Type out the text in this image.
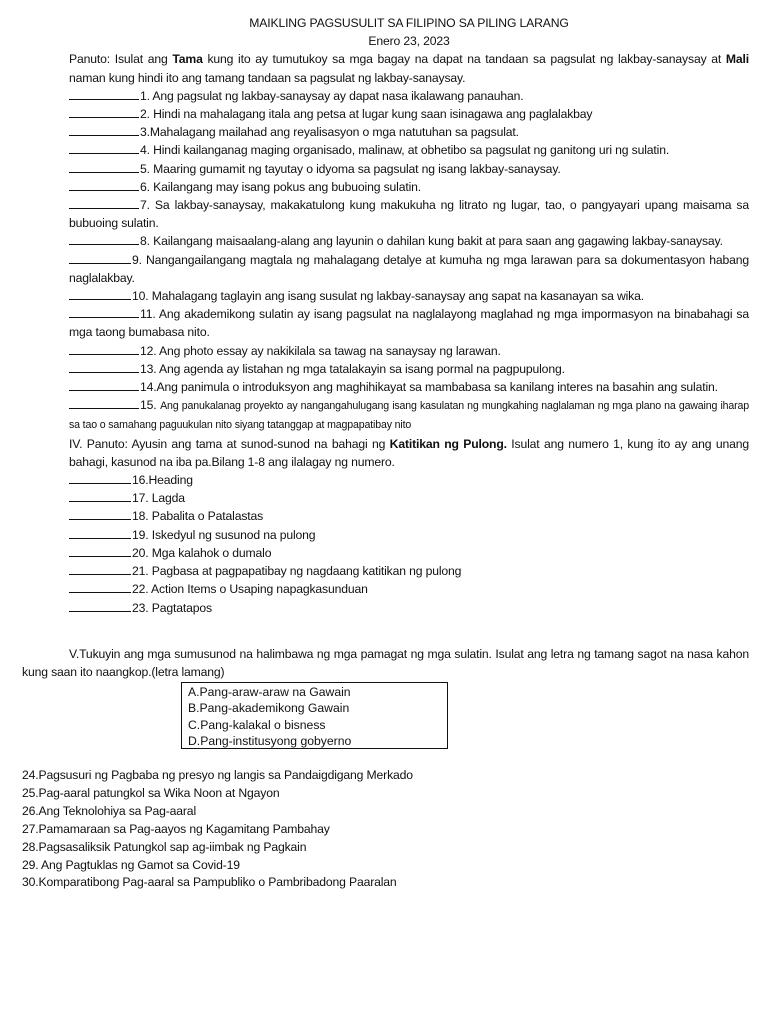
MAIKLING PAGSUSULIT SA FILIPINO SA PILING LARANG
Enero 23, 2023
Panuto: Isulat ang Tama kung ito ay tumutukoy sa mga bagay na dapat na tandaan sa pagsulat ng lakbay-sanaysay at Mali naman kung hindi ito ang tamang tandaan sa pagsulat ng lakbay-sanaysay.
1. Ang pagsulat ng lakbay-sanaysay ay dapat nasa ikalawang panauhan.
2. Hindi na mahalagang itala ang petsa at lugar kung saan isinagawa ang paglalakbay
3.Mahalagang mailahad ang reyalisasyon o mga natutuhan sa pagsulat.
4. Hindi kailanganag maging organisado, malinaw, at obhetibo sa pagsulat ng ganitong uri ng sulatin.
5. Maaring gumamit ng tayutay o idyoma sa pagsulat ng isang lakbay-sanaysay.
6. Kailangang may isang pokus ang bubuoing sulatin.
7. Sa lakbay-sanaysay, makakatulong kung makukuha ng litrato ng lugar, tao, o pangyayari upang maisama sa bubuoing sulatin.
8. Kailangang maisaalang-alang ang layunin o dahilan kung bakit at para saan ang gagawing lakbay-sanaysay.
9. Nangangailangang magtala ng mahalagang detalye at kumuha ng mga larawan para sa dokumentasyon habang naglalakbay.
10. Mahalagang taglayin ang isang susulat ng lakbay-sanaysay ang sapat na kasanayan sa wika.
11. Ang akademikong sulatin ay isang pagsulat na naglalayong maglahad ng mga impormasyon na binabahagi sa mga taong bumabasa nito.
12. Ang photo essay ay nakikilala sa tawag na sanaysay ng larawan.
13. Ang agenda ay listahan ng mga tatalakayin sa isang pormal na pagpupulong.
14.Ang panimula o introduksyon ang maghihikayat sa mambabasa sa kanilang interes na basahin ang sulatin.
15. Ang panukalanag proyekto ay nangangahulugang isang kasulatan ng mungkahing naglalaman ng mga plano na gawaing iharap sa tao o samahang paguukulan nito siyang tatanggap at magpapatibay nito
IV. Panuto: Ayusin ang tama at sunod-sunod na bahagi ng Katitikan ng Pulong. Isulat ang numero 1, kung ito ay ang unang bahagi, kasunod na iba pa.Bilang 1-8 ang ilalagay ng numero.
16.Heading
17. Lagda
18. Pabalita o Patalastas
19. Iskedyul ng susunod na pulong
20. Mga kalahok o dumalo
21. Pagbasa at pagpapatibay ng nagdaang katitikan ng pulong
22. Action Items o Usaping napagkasunduan
23. Pagtatapos
V.Tukuyin ang mga sumusunod na halimbawa ng mga pamagat ng mga sulatin. Isulat ang letra ng tamang sagot na nasa kahon kung saan ito naangkop.(letra lamang)
A.Pang-araw-araw na Gawain
B.Pang-akademikong Gawain
C.Pang-kalakal o bisness
D.Pang-institusyong gobyerno
24.Pagsusuri ng Pagbaba ng presyo ng langis sa Pandaigdigang Merkado
25.Pag-aaral patungkol sa Wika Noon at Ngayon
26.Ang Teknolohiya sa Pag-aaral
27.Pamamaraan sa Pag-aayos ng Kagamitang Pambahay
28.Pagsasaliksik Patungkol sap ag-iimbak ng Pagkain
29. Ang Pagtuklas ng Gamot sa Covid-19
30.Komparatibong Pag-aaral sa Pampubliko o Pambribadong Paaralan
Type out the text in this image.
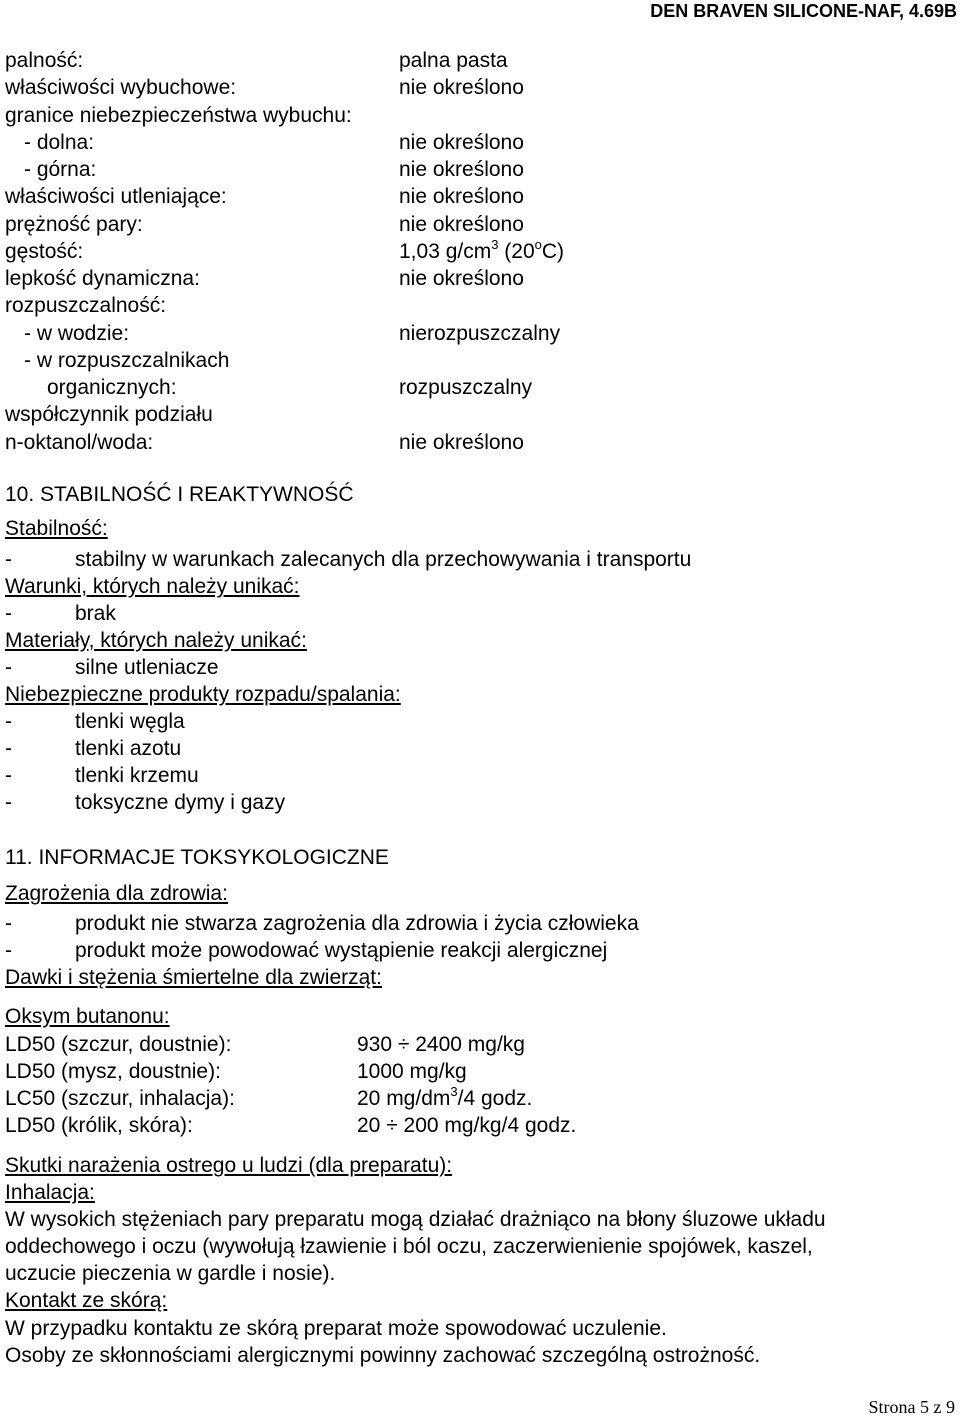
DEN BRAVEN SILICONE-NAF, 4.69B
palność:	palna pasta
właściwości wybuchowe:	nie określono
granice niebezpieczeństwa wybuchu:	
- dolna:	nie określono
- górna:	nie określono
właściwości utleniające:	nie określono
prężność pary:	nie określono
gęstość:	1,03 $g/cm^3$ (20$^o$C)
lepkość dynamiczna:	nie określono
rozpuszczalność:	
- w wodzie:	nierozpuszczalny
- w rozpuszczalnikach	
organicznych:	rozpuszczalny
współczynnik podziału	
n-oktanol/woda:	nie określono
10. STABILNOŚĆ I REAKTYWNOŚĆ
Stabilność:
-	stabilny w warunkach zalecanych dla przechowywania i transportu
Warunki, których należy unikać:
-	brak
Materiały, których należy unikać:
-	silne utleniacze
Niebezpieczne produkty rozpadu/spalania:
-	tlenki węgla
-	tlenki azotu
-	tlenki krzemu
-	toksyczne dymy i gazy
11. INFORMACJE TOKSYKOLOGICZNE
Zagrożenia dla zdrowia:
-	produkt nie stwarza zagrożenia dla zdrowia i życia człowieka
-	produkt może powodować wystąpienie reakcji alergicznej
Dawki i stężenia śmiertelne dla zwierząt:
Oksym butanonu:
LD50 (szczur, doustnie):	930 ÷ 2400 mg/kg
LD50 (mysz, doustnie):	1000 mg/kg
LC50 (szczur, inhalacja):	20 $mg/dm^3/4$ godz.
LD50 (królik, skóra):	20 ÷ 200 mg/kg/4 godz.
Skutki narażenia ostrego u ludzi (dla preparatu):
Inhalacja:
W wysokich stężeniach pary preparatu mogą działać drażniąco na błony śluzowe układu
oddechowego i oczu (wywołują łzawienie i ból oczu, zaczerwienienie spojówek, kaszel,
uczucie pieczenia w gardle i nosie).
Kontakt ze skórą:
W przypadku kontaktu ze skórą preparat może spowodować uczulenie.
Osoby ze skłonnościami alergicznymi powinny zachować szczególną ostrożność.
Strona 5 z 9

Aim — Copy every entry exactly as written. Pictures are excluded.

Final answer —
Type out the text in this image.
MAIKLING PAGSUSULIT SA FILIPINO SA PILING LARANG
Enero 23, 2023
Panuto: Isulat ang Tama kung ito ay tumutukoy sa mga bagay na dapat na tandaan sa pagsulat ng lakbay-sanaysay at Mali naman kung hindi ito ang tamang tandaan sa pagsulat ng lakbay-sanaysay.
1. Ang pagsulat ng lakbay-sanaysay ay dapat nasa ikalawang panauhan.
2. Hindi na mahalagang itala ang petsa at lugar kung saan isinagawa ang paglalakbay
3.Mahalagang mailahad ang reyalisasyon o mga natutuhan sa pagsulat.
4. Hindi kailanganag maging organisado, malinaw, at obhetibo sa pagsulat ng ganitong uri ng sulatin.
5. Maaring gumamit ng tayutay o idyoma sa pagsulat ng isang lakbay-sanaysay.
6. Kailangang may isang pokus ang bubuoing sulatin.
7. Sa lakbay-sanaysay, makakatulong kung makukuha ng litrato ng lugar, tao, o pangyayari upang maisama sa bubuoing sulatin.
8. Kailangang maisaalang-alang ang layunin o dahilan kung bakit at para saan ang gagawing lakbay-sanaysay.
9. Nangangailangang magtala ng mahalagang detalye at kumuha ng mga larawan para sa dokumentasyon habang naglalakbay.
10. Mahalagang taglayin ang isang susulat ng lakbay-sanaysay ang sapat na kasanayan sa wika.
11. Ang akademikong sulatin ay isang pagsulat na naglalayong maglahad ng mga impormasyon na binabahagi sa mga taong bumabasa nito.
12. Ang photo essay ay nakikilala sa tawag na sanaysay ng larawan.
13. Ang agenda ay listahan ng mga tatalakayin sa isang pormal na pagpupulong.
14.Ang panimula o introduksyon ang maghihikayat sa mambabasa sa kanilang interes na basahin ang sulatin.
15. Ang panukalanag proyekto ay nangangahulugang isang kasulatan ng mungkahing naglalaman ng mga plano na gawaing iharap sa tao o samahang paguukulan nito siyang tatanggap at magpapatibay nito
IV. Panuto: Ayusin ang tama at sunod-sunod na bahagi ng Katitikan ng Pulong. Isulat ang numero 1, kung ito ay ang unang bahagi, kasunod na iba pa.Bilang 1-8 ang ilalagay ng numero.
16.Heading
17. Lagda
18. Pabalita o Patalastas
19. Iskedyul ng susunod na pulong
20. Mga kalahok o dumalo
21. Pagbasa at pagpapatibay ng nagdaang katitikan ng pulong
22. Action Items o Usaping napagkasunduan
23. Pagtatapos
V.Tukuyin ang mga sumusunod na halimbawa ng mga pamagat ng mga sulatin. Isulat ang letra ng tamang sagot na nasa kahon kung saan ito naangkop.(letra lamang)
A.Pang-araw-araw na Gawain
B.Pang-akademikong Gawain
C.Pang-kalakal o bisness
D.Pang-institusyong gobyerno
24.Pagsusuri ng Pagbaba ng presyo ng langis sa Pandaigdigang Merkado
25.Pag-aaral patungkol sa Wika Noon at Ngayon
26.Ang Teknolohiya sa Pag-aaral
27.Pamamaraan sa Pag-aayos ng Kagamitang Pambahay
28.Pagsasaliksik Patungkol sap ag-iimbak ng Pagkain
29. Ang Pagtuklas ng Gamot sa Covid-19
30.Komparatibong Pag-aaral sa Pampubliko o Pambribadong Paaralan
Type out the text in this image.
DEN BRAVEN SILICONE-NAF, 4.69B
palność:	palna pasta
właściwości wybuchowe:	nie określono
granice niebezpieczeństwa wybuchu:	
- dolna:	nie określono
- górna:	nie określono
właściwości utleniające:	nie określono
prężność pary:	nie określono
gęstość:	1,03 $g/cm^3$ (20$^o$C)
lepkość dynamiczna:	nie określono
rozpuszczalność:	
- w wodzie:	nierozpuszczalny
- w rozpuszczalnikach	
organicznych:	rozpuszczalny
współczynnik podziału	
n-oktanol/woda:	nie określono
10. STABILNOŚĆ I REAKTYWNOŚĆ
Stabilność:
-	stabilny w warunkach zalecanych dla przechowywania i transportu
Warunki, których należy unikać:
-	brak
Materiały, których należy unikać:
-	silne utleniacze
Niebezpieczne produkty rozpadu/spalania:
-	tlenki węgla
-	tlenki azotu
-	tlenki krzemu
-	toksyczne dymy i gazy
11. INFORMACJE TOKSYKOLOGICZNE
Zagrożenia dla zdrowia:
-	produkt nie stwarza zagrożenia dla zdrowia i życia człowieka
-	produkt może powodować wystąpienie reakcji alergicznej
Dawki i stężenia śmiertelne dla zwierząt:
Oksym butanonu:
LD50 (szczur, doustnie):	930 ÷ 2400 mg/kg
LD50 (mysz, doustnie):	1000 mg/kg
LC50 (szczur, inhalacja):	20 $mg/dm^3/4$ godz.
LD50 (królik, skóra):	20 ÷ 200 mg/kg/4 godz.
Skutki narażenia ostrego u ludzi (dla preparatu):
Inhalacja:
W wysokich stężeniach pary preparatu mogą działać drażniąco na błony śluzowe układu
oddechowego i oczu (wywołują łzawienie i ból oczu, zaczerwienienie spojówek, kaszel,
uczucie pieczenia w gardle i nosie).
Kontakt ze skórą:
W przypadku kontaktu ze skórą preparat może spowodować uczulenie.
Osoby ze skłonnościami alergicznymi powinny zachować szczególną ostrożność.
Strona 5 z 9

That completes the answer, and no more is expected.